(Stated problem)
Reply with one number: the count of lines in the data that hold the string "ylabel".

(Data lines)
+++

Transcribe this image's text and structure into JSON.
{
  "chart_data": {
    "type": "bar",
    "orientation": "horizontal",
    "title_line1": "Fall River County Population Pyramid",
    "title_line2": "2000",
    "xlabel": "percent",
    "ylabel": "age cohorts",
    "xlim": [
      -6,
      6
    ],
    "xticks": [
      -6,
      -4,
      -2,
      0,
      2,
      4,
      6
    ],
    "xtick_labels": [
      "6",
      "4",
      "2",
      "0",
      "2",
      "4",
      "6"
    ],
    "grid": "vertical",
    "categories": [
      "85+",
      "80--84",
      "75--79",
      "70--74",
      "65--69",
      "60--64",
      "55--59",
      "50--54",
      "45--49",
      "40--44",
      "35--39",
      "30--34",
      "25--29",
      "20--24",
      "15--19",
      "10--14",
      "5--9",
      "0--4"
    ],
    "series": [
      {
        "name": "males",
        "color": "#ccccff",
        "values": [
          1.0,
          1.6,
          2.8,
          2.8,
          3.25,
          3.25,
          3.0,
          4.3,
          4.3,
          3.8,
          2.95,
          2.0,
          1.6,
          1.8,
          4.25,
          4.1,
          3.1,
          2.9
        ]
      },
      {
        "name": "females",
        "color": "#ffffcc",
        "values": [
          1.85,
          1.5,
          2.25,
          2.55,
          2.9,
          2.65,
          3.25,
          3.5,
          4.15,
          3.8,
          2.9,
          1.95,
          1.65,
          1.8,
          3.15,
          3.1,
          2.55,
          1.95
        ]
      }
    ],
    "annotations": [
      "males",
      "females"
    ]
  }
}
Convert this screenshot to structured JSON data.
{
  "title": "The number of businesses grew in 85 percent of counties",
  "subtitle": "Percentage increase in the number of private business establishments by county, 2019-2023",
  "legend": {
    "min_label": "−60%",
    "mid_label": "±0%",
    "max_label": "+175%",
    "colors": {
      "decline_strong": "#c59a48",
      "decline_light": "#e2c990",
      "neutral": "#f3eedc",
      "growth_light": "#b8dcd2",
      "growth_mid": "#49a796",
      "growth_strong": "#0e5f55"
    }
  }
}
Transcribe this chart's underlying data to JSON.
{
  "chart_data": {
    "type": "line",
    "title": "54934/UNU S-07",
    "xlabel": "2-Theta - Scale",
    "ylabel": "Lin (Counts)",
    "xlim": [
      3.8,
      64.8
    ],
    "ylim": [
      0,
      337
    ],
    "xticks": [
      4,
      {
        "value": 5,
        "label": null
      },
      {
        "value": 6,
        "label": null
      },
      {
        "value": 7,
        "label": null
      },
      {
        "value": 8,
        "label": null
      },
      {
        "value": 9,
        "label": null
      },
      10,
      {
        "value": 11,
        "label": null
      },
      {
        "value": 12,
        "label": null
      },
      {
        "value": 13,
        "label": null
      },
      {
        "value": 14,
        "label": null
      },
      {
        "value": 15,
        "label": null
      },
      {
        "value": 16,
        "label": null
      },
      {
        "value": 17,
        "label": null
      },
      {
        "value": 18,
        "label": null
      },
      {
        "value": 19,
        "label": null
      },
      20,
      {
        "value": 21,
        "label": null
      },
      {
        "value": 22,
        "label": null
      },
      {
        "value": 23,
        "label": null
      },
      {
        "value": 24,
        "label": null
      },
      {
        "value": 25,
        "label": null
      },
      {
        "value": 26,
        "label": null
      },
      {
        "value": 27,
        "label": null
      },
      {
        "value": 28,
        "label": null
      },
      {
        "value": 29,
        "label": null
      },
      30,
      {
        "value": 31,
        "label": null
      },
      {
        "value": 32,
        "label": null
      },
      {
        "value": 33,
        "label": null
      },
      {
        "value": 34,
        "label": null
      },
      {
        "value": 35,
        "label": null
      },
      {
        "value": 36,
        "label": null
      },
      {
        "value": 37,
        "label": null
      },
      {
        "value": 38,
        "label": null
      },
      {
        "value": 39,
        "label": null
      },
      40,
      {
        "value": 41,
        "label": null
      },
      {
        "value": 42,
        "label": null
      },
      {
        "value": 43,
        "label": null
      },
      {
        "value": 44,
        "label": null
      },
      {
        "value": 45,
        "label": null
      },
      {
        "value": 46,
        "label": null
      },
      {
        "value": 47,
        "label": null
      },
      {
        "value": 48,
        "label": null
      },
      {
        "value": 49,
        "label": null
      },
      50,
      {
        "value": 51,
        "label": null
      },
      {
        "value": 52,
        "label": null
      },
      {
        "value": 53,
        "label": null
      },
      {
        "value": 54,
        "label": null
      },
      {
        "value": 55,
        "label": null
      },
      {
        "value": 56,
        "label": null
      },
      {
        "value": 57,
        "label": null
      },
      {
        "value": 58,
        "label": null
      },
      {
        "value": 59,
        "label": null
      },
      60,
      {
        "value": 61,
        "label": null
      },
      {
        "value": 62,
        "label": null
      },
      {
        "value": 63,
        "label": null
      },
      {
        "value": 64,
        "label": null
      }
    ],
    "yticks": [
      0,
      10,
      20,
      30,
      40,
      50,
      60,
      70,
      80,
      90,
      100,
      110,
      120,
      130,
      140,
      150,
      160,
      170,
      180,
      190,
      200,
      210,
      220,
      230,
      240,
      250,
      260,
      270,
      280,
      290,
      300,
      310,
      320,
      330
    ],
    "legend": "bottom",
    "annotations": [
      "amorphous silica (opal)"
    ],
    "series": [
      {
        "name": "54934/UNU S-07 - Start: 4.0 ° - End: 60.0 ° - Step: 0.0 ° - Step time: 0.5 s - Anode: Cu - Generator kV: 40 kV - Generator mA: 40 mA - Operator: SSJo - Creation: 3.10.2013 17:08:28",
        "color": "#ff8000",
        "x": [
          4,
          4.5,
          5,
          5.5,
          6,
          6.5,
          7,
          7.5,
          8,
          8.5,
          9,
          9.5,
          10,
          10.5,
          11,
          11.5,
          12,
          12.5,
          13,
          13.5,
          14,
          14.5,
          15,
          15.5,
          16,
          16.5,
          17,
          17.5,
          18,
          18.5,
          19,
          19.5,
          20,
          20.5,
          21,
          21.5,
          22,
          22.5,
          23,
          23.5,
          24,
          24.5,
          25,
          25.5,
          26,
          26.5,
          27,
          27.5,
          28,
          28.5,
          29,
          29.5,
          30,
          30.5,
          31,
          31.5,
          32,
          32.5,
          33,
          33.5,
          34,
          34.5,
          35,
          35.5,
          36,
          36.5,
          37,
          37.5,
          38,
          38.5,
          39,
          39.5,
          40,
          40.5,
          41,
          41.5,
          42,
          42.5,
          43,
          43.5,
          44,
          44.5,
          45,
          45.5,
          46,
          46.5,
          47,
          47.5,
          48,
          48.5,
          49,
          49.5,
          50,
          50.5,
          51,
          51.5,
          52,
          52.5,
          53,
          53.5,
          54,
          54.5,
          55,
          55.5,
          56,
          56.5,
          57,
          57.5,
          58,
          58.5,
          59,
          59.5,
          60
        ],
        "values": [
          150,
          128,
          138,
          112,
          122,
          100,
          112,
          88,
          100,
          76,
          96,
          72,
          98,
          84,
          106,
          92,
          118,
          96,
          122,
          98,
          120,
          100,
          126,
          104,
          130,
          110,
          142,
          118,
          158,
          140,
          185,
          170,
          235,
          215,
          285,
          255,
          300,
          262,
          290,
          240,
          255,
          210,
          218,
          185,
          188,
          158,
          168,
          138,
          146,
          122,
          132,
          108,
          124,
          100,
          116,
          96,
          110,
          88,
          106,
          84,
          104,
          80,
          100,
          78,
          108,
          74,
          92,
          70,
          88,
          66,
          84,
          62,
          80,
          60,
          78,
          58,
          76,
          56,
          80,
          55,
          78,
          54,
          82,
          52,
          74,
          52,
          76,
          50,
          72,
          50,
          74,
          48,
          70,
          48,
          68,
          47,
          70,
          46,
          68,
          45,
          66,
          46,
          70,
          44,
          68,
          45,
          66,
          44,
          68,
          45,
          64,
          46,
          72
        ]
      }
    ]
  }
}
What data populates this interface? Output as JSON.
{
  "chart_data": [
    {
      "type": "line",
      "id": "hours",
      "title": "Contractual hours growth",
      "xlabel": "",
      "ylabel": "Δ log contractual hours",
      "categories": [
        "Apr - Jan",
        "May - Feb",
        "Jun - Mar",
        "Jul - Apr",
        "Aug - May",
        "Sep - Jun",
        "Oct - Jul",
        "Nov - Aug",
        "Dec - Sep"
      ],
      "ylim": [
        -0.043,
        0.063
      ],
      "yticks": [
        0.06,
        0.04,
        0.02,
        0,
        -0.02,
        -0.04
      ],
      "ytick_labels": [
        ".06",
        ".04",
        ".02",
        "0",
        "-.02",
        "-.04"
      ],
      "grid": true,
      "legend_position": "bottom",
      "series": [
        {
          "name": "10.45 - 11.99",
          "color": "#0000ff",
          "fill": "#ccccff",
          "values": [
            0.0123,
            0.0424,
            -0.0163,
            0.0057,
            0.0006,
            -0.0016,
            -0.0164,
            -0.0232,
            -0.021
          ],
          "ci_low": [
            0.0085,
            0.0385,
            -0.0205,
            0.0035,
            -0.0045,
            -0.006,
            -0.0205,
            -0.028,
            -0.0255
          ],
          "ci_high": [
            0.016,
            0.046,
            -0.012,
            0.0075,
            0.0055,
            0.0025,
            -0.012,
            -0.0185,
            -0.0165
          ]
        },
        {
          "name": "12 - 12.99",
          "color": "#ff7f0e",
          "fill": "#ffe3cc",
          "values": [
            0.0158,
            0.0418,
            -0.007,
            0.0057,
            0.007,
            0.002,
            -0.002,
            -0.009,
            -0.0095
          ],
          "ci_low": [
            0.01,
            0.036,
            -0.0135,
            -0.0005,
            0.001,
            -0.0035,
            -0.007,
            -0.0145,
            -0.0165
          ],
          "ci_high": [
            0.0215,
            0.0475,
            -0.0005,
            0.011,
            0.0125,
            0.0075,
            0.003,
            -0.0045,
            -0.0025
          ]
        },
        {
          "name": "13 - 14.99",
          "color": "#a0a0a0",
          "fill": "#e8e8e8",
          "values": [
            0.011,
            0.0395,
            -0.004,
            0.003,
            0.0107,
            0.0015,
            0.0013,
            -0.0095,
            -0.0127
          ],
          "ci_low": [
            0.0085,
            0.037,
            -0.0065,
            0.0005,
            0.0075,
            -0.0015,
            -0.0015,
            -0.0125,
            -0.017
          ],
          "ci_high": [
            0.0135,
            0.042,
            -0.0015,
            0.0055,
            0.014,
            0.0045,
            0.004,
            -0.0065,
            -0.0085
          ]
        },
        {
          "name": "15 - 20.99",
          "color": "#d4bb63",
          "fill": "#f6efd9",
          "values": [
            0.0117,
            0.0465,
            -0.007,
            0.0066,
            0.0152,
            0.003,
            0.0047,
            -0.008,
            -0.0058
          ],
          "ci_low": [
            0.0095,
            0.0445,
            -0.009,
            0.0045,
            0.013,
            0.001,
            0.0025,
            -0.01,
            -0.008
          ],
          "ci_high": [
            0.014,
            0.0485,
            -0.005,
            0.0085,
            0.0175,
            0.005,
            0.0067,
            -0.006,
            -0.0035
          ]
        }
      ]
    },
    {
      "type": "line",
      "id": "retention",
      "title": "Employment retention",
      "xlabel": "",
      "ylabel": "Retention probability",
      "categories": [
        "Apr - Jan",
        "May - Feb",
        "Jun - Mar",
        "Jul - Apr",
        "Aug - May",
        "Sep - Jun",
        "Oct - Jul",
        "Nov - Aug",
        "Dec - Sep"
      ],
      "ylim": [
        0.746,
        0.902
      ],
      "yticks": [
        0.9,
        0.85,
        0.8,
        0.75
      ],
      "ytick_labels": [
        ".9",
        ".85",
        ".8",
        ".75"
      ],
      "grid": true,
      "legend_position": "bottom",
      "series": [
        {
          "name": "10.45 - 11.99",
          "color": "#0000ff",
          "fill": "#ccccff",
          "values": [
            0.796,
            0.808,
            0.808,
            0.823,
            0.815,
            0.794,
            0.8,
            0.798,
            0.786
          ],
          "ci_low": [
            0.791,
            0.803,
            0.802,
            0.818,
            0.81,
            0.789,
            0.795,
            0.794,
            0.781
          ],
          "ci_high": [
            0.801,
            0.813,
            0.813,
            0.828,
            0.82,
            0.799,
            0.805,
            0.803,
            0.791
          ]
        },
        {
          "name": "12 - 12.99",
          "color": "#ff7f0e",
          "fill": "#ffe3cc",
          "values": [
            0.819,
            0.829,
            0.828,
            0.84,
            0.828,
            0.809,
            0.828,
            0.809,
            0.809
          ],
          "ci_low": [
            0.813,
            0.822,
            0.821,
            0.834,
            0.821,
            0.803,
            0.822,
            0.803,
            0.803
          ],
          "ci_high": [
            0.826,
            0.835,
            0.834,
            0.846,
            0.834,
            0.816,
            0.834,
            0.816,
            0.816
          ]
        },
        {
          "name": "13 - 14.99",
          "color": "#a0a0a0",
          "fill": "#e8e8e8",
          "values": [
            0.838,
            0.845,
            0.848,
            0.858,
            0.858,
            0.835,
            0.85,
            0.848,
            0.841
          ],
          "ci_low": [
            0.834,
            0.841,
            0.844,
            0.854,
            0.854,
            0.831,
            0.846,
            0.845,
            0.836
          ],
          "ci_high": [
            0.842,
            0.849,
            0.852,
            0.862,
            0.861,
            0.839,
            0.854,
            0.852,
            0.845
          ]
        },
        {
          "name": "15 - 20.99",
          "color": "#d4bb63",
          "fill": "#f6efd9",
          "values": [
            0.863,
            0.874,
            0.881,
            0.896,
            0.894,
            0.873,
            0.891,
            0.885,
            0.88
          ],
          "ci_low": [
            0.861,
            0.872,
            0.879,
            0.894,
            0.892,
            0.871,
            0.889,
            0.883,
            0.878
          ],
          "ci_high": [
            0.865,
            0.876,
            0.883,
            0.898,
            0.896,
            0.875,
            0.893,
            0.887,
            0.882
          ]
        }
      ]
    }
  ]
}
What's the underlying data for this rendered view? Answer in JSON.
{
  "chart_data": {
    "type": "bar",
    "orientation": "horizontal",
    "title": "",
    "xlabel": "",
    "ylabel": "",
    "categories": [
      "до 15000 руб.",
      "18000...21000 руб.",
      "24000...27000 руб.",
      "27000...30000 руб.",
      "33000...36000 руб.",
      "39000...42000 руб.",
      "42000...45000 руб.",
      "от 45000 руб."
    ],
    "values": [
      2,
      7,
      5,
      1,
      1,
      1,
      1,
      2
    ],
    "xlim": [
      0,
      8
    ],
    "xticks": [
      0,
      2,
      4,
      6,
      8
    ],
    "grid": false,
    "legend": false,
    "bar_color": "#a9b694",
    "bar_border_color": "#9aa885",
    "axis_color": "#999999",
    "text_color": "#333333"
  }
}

+++

(Right answer)
5